(What you will do): Report all lines from the entries below in which "JSON" appears.

## Start Records to use

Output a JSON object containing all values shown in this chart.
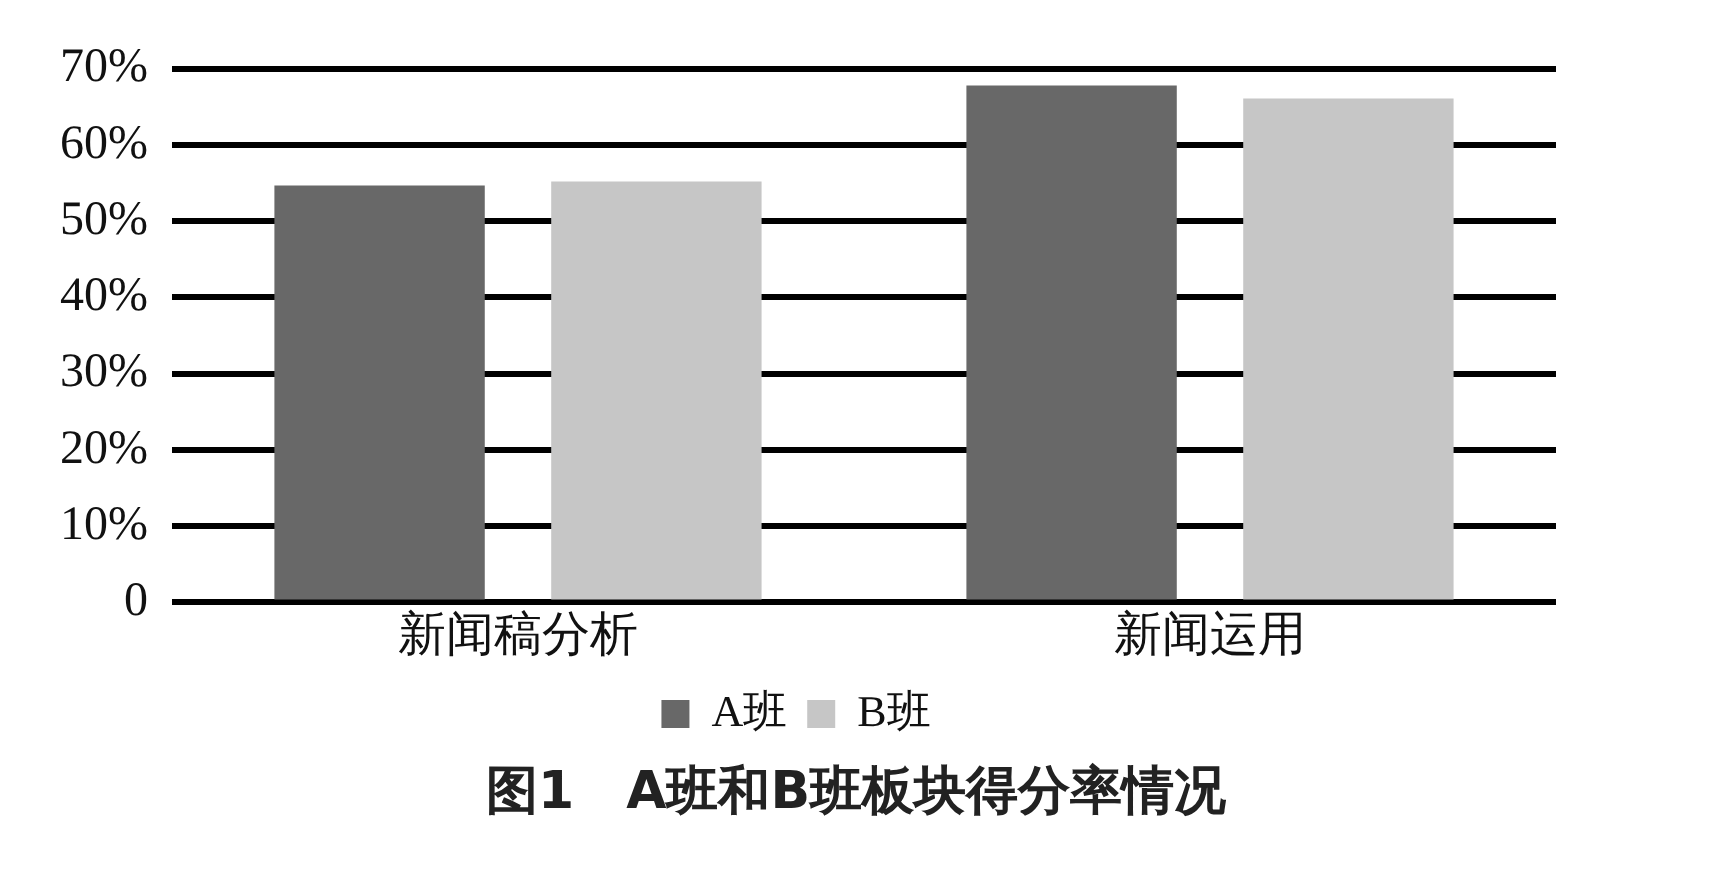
{
  "chart_data": {
    "type": "bar",
    "title": "图1　A班和B班板块得分率情况",
    "categories": [
      "新闻稿分析",
      "新闻运用"
    ],
    "series": [
      {
        "name": "A班",
        "color": "#686868",
        "values": [
          54.7,
          67.8
        ]
      },
      {
        "name": "B班",
        "color": "#c6c6c6",
        "values": [
          55.2,
          66.1
        ]
      }
    ],
    "ylim": [
      0,
      70
    ],
    "yticks": [
      {
        "value": 0,
        "label": "0"
      },
      {
        "value": 10,
        "label": "10%"
      },
      {
        "value": 20,
        "label": "20%"
      },
      {
        "value": 30,
        "label": "30%"
      },
      {
        "value": 40,
        "label": "40%"
      },
      {
        "value": 50,
        "label": "50%"
      },
      {
        "value": 60,
        "label": "60%"
      },
      {
        "value": 70,
        "label": "70%"
      }
    ],
    "grid": "y",
    "legend": "bottom"
  }
}
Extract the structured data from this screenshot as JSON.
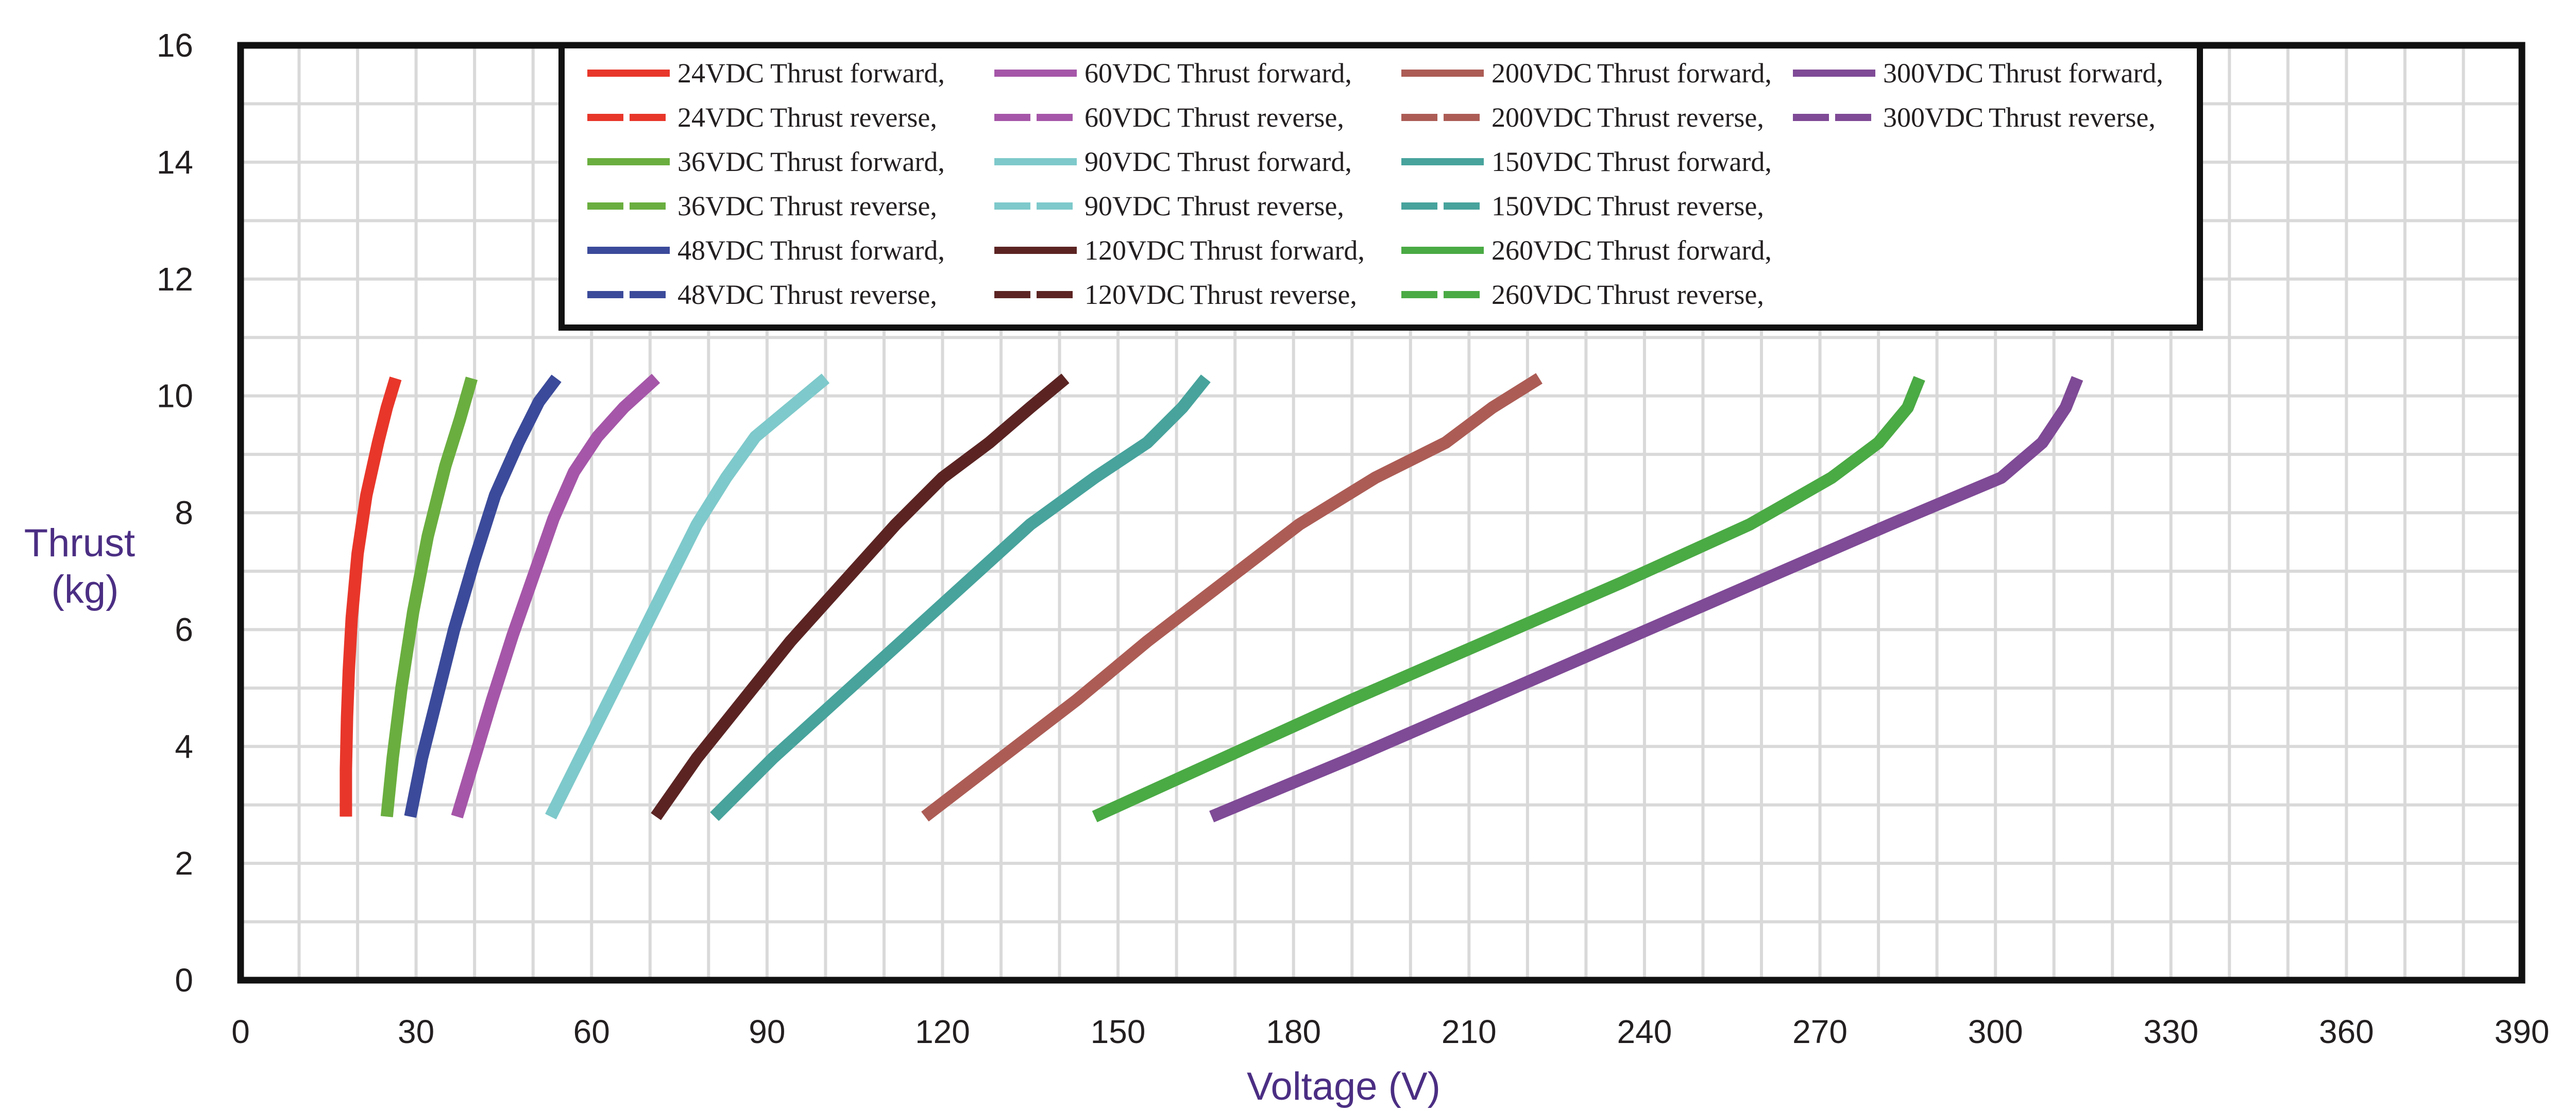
{
  "chart_data": {
    "type": "line",
    "title": "",
    "xlabel": "Voltage (V)",
    "ylabel_lines": [
      "Thrust",
      "(kg)"
    ],
    "xlim": [
      0,
      390
    ],
    "ylim": [
      0,
      16
    ],
    "x_ticks": [
      "0",
      "30",
      "60",
      "90",
      "120",
      "150",
      "180",
      "210",
      "240",
      "270",
      "300",
      "330",
      "360",
      "390"
    ],
    "y_ticks": [
      "0",
      "2",
      "4",
      "6",
      "8",
      "10",
      "12",
      "14",
      "16"
    ],
    "grid": true,
    "legend_location": "top-center",
    "series": [
      {
        "name": "24VDC Thrust forward,",
        "voltage": "24VDC",
        "label": "Thrust forward,",
        "style": "solid",
        "color": "#e8362a",
        "points": [
          [
            18,
            2.8
          ],
          [
            18,
            3.6
          ],
          [
            18.2,
            4.5
          ],
          [
            18.5,
            5.3
          ],
          [
            19,
            6.2
          ],
          [
            20,
            7.3
          ],
          [
            21.5,
            8.3
          ],
          [
            23.5,
            9.2
          ],
          [
            25,
            9.8
          ],
          [
            26.5,
            10.3
          ]
        ]
      },
      {
        "name": "24VDC Thrust reverse,",
        "voltage": "24VDC",
        "label": "Thrust reverse,",
        "style": "dashed",
        "color": "#e8362a",
        "points": [
          [
            18,
            2.8
          ],
          [
            18,
            3.6
          ],
          [
            18.2,
            4.5
          ],
          [
            18.5,
            5.3
          ],
          [
            19,
            6.2
          ],
          [
            20,
            7.3
          ],
          [
            21.5,
            8.3
          ],
          [
            23.5,
            9.2
          ],
          [
            25,
            9.8
          ],
          [
            26.5,
            10.3
          ]
        ]
      },
      {
        "name": "36VDC Thrust forward,",
        "voltage": "36VDC",
        "label": "Thrust forward,",
        "style": "solid",
        "color": "#6aae3f",
        "points": [
          [
            25,
            2.8
          ],
          [
            26,
            3.8
          ],
          [
            27.5,
            5.0
          ],
          [
            29.5,
            6.3
          ],
          [
            32,
            7.6
          ],
          [
            35,
            8.8
          ],
          [
            37.5,
            9.6
          ],
          [
            39.5,
            10.3
          ]
        ]
      },
      {
        "name": "36VDC Thrust reverse,",
        "voltage": "36VDC",
        "label": "Thrust reverse,",
        "style": "dashed",
        "color": "#6aae3f",
        "points": [
          [
            25,
            2.8
          ],
          [
            26,
            3.8
          ],
          [
            27.5,
            5.0
          ],
          [
            29.5,
            6.3
          ],
          [
            32,
            7.6
          ],
          [
            35,
            8.8
          ],
          [
            37.5,
            9.6
          ],
          [
            39.5,
            10.3
          ]
        ]
      },
      {
        "name": "48VDC Thrust forward,",
        "voltage": "48VDC",
        "label": "Thrust forward,",
        "style": "solid",
        "color": "#3b4a9a",
        "points": [
          [
            29,
            2.8
          ],
          [
            31,
            3.8
          ],
          [
            33.5,
            4.8
          ],
          [
            36.5,
            6.0
          ],
          [
            40,
            7.2
          ],
          [
            43.5,
            8.3
          ],
          [
            47.5,
            9.2
          ],
          [
            51,
            9.9
          ],
          [
            54,
            10.3
          ]
        ]
      },
      {
        "name": "48VDC Thrust reverse,",
        "voltage": "48VDC",
        "label": "Thrust reverse,",
        "style": "dashed",
        "color": "#3b4a9a",
        "points": [
          [
            29,
            2.8
          ],
          [
            31,
            3.8
          ],
          [
            33.5,
            4.8
          ],
          [
            36.5,
            6.0
          ],
          [
            40,
            7.2
          ],
          [
            43.5,
            8.3
          ],
          [
            47.5,
            9.2
          ],
          [
            51,
            9.9
          ],
          [
            54,
            10.3
          ]
        ]
      },
      {
        "name": "60VDC Thrust forward,",
        "voltage": "60VDC",
        "label": "Thrust forward,",
        "style": "solid",
        "color": "#a556a8",
        "points": [
          [
            37,
            2.8
          ],
          [
            40,
            3.8
          ],
          [
            43,
            4.8
          ],
          [
            46.5,
            5.9
          ],
          [
            50,
            6.9
          ],
          [
            53.5,
            7.9
          ],
          [
            57,
            8.7
          ],
          [
            61,
            9.3
          ],
          [
            65.5,
            9.8
          ],
          [
            71,
            10.3
          ]
        ]
      },
      {
        "name": "60VDC Thrust reverse,",
        "voltage": "60VDC",
        "label": "Thrust reverse,",
        "style": "dashed",
        "color": "#a556a8",
        "points": [
          [
            37,
            2.8
          ],
          [
            40,
            3.8
          ],
          [
            43,
            4.8
          ],
          [
            46.5,
            5.9
          ],
          [
            50,
            6.9
          ],
          [
            53.5,
            7.9
          ],
          [
            57,
            8.7
          ],
          [
            61,
            9.3
          ],
          [
            65.5,
            9.8
          ],
          [
            71,
            10.3
          ]
        ]
      },
      {
        "name": "90VDC Thrust forward,",
        "voltage": "90VDC",
        "label": "Thrust forward,",
        "style": "solid",
        "color": "#7ec9cb",
        "points": [
          [
            53,
            2.8
          ],
          [
            58,
            3.8
          ],
          [
            63,
            4.8
          ],
          [
            68,
            5.8
          ],
          [
            73,
            6.8
          ],
          [
            78,
            7.8
          ],
          [
            83,
            8.6
          ],
          [
            88,
            9.3
          ],
          [
            94,
            9.8
          ],
          [
            100,
            10.3
          ]
        ]
      },
      {
        "name": "90VDC Thrust reverse,",
        "voltage": "90VDC",
        "label": "Thrust reverse,",
        "style": "dashed",
        "color": "#7ec9cb",
        "points": [
          [
            53,
            2.8
          ],
          [
            58,
            3.8
          ],
          [
            63,
            4.8
          ],
          [
            68,
            5.8
          ],
          [
            73,
            6.8
          ],
          [
            78,
            7.8
          ],
          [
            83,
            8.6
          ],
          [
            88,
            9.3
          ],
          [
            94,
            9.8
          ],
          [
            100,
            10.3
          ]
        ]
      },
      {
        "name": "120VDC Thrust forward,",
        "voltage": "120VDC",
        "label": "Thrust forward,",
        "style": "solid",
        "color": "#5b2423",
        "points": [
          [
            71,
            2.8
          ],
          [
            78,
            3.8
          ],
          [
            86,
            4.8
          ],
          [
            94,
            5.8
          ],
          [
            103,
            6.8
          ],
          [
            112,
            7.8
          ],
          [
            120,
            8.6
          ],
          [
            128,
            9.2
          ],
          [
            135,
            9.8
          ],
          [
            141,
            10.3
          ]
        ]
      },
      {
        "name": "120VDC Thrust reverse,",
        "voltage": "120VDC",
        "label": "Thrust reverse,",
        "style": "dashed",
        "color": "#5b2423",
        "points": [
          [
            71,
            2.8
          ],
          [
            78,
            3.8
          ],
          [
            86,
            4.8
          ],
          [
            94,
            5.8
          ],
          [
            103,
            6.8
          ],
          [
            112,
            7.8
          ],
          [
            120,
            8.6
          ],
          [
            128,
            9.2
          ],
          [
            135,
            9.8
          ],
          [
            141,
            10.3
          ]
        ]
      },
      {
        "name": "150VDC Thrust forward,",
        "voltage": "150VDC",
        "label": "Thrust forward,",
        "style": "solid",
        "color": "#47a39c",
        "points": [
          [
            81,
            2.8
          ],
          [
            91,
            3.8
          ],
          [
            102,
            4.8
          ],
          [
            113,
            5.8
          ],
          [
            124,
            6.8
          ],
          [
            135,
            7.8
          ],
          [
            146,
            8.6
          ],
          [
            155,
            9.2
          ],
          [
            161,
            9.8
          ],
          [
            165,
            10.3
          ]
        ]
      },
      {
        "name": "150VDC Thrust reverse,",
        "voltage": "150VDC",
        "label": "Thrust reverse,",
        "style": "dashed",
        "color": "#47a39c",
        "points": [
          [
            81,
            2.8
          ],
          [
            91,
            3.8
          ],
          [
            102,
            4.8
          ],
          [
            113,
            5.8
          ],
          [
            124,
            6.8
          ],
          [
            135,
            7.8
          ],
          [
            146,
            8.6
          ],
          [
            155,
            9.2
          ],
          [
            161,
            9.8
          ],
          [
            165,
            10.3
          ]
        ]
      },
      {
        "name": "200VDC Thrust forward,",
        "voltage": "200VDC",
        "label": "Thrust forward,",
        "style": "solid",
        "color": "#ac5c55",
        "points": [
          [
            117,
            2.8
          ],
          [
            130,
            3.8
          ],
          [
            143,
            4.8
          ],
          [
            155,
            5.8
          ],
          [
            168,
            6.8
          ],
          [
            181,
            7.8
          ],
          [
            194,
            8.6
          ],
          [
            206,
            9.2
          ],
          [
            214,
            9.8
          ],
          [
            222,
            10.3
          ]
        ]
      },
      {
        "name": "200VDC Thrust reverse,",
        "voltage": "200VDC",
        "label": "Thrust reverse,",
        "style": "dashed",
        "color": "#ac5c55",
        "points": [
          [
            117,
            2.8
          ],
          [
            130,
            3.8
          ],
          [
            143,
            4.8
          ],
          [
            155,
            5.8
          ],
          [
            168,
            6.8
          ],
          [
            181,
            7.8
          ],
          [
            194,
            8.6
          ],
          [
            206,
            9.2
          ],
          [
            214,
            9.8
          ],
          [
            222,
            10.3
          ]
        ]
      },
      {
        "name": "260VDC Thrust forward,",
        "voltage": "260VDC",
        "label": "Thrust forward,",
        "style": "solid",
        "color": "#4aaa44",
        "points": [
          [
            146,
            2.8
          ],
          [
            168,
            3.8
          ],
          [
            190,
            4.8
          ],
          [
            213,
            5.8
          ],
          [
            236,
            6.8
          ],
          [
            258,
            7.8
          ],
          [
            272,
            8.6
          ],
          [
            280,
            9.2
          ],
          [
            285,
            9.8
          ],
          [
            287,
            10.3
          ]
        ]
      },
      {
        "name": "260VDC Thrust reverse,",
        "voltage": "260VDC",
        "label": "Thrust reverse,",
        "style": "dashed",
        "color": "#4aaa44",
        "points": [
          [
            146,
            2.8
          ],
          [
            168,
            3.8
          ],
          [
            190,
            4.8
          ],
          [
            213,
            5.8
          ],
          [
            236,
            6.8
          ],
          [
            258,
            7.8
          ],
          [
            272,
            8.6
          ],
          [
            280,
            9.2
          ],
          [
            285,
            9.8
          ],
          [
            287,
            10.3
          ]
        ]
      },
      {
        "name": "300VDC Thrust forward,",
        "voltage": "300VDC",
        "label": "Thrust forward,",
        "style": "solid",
        "color": "#7f4a96",
        "points": [
          [
            166,
            2.8
          ],
          [
            190,
            3.8
          ],
          [
            213,
            4.8
          ],
          [
            236,
            5.8
          ],
          [
            259,
            6.8
          ],
          [
            282,
            7.8
          ],
          [
            301,
            8.6
          ],
          [
            308,
            9.2
          ],
          [
            312,
            9.8
          ],
          [
            314,
            10.3
          ]
        ]
      },
      {
        "name": "300VDC Thrust reverse,",
        "voltage": "300VDC",
        "label": "Thrust reverse,",
        "style": "dashed",
        "color": "#7f4a96",
        "points": [
          [
            166,
            2.8
          ],
          [
            190,
            3.8
          ],
          [
            213,
            4.8
          ],
          [
            236,
            5.8
          ],
          [
            259,
            6.8
          ],
          [
            282,
            7.8
          ],
          [
            301,
            8.6
          ],
          [
            308,
            9.2
          ],
          [
            312,
            9.8
          ],
          [
            314,
            10.3
          ]
        ]
      }
    ],
    "legend_order": [
      [
        "24VDC Thrust forward,",
        "24VDC Thrust reverse,",
        "36VDC Thrust forward,",
        "36VDC Thrust reverse,",
        "48VDC Thrust forward,",
        "48VDC Thrust reverse,"
      ],
      [
        "60VDC Thrust forward,",
        "60VDC Thrust reverse,",
        "90VDC Thrust forward,",
        "90VDC Thrust reverse,",
        "120VDC Thrust forward,",
        "120VDC Thrust reverse,"
      ],
      [
        "200VDC Thrust forward,",
        "200VDC Thrust reverse,",
        "150VDC Thrust forward,",
        "150VDC Thrust reverse,",
        "260VDC Thrust forward,",
        "260VDC Thrust reverse,"
      ],
      [
        "300VDC Thrust forward,",
        "300VDC Thrust reverse,"
      ]
    ]
  }
}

## End Records to use

(Full answer):
Output a JSON object containing all values shown in this chart.
Extract the structured data from this screenshot as JSON.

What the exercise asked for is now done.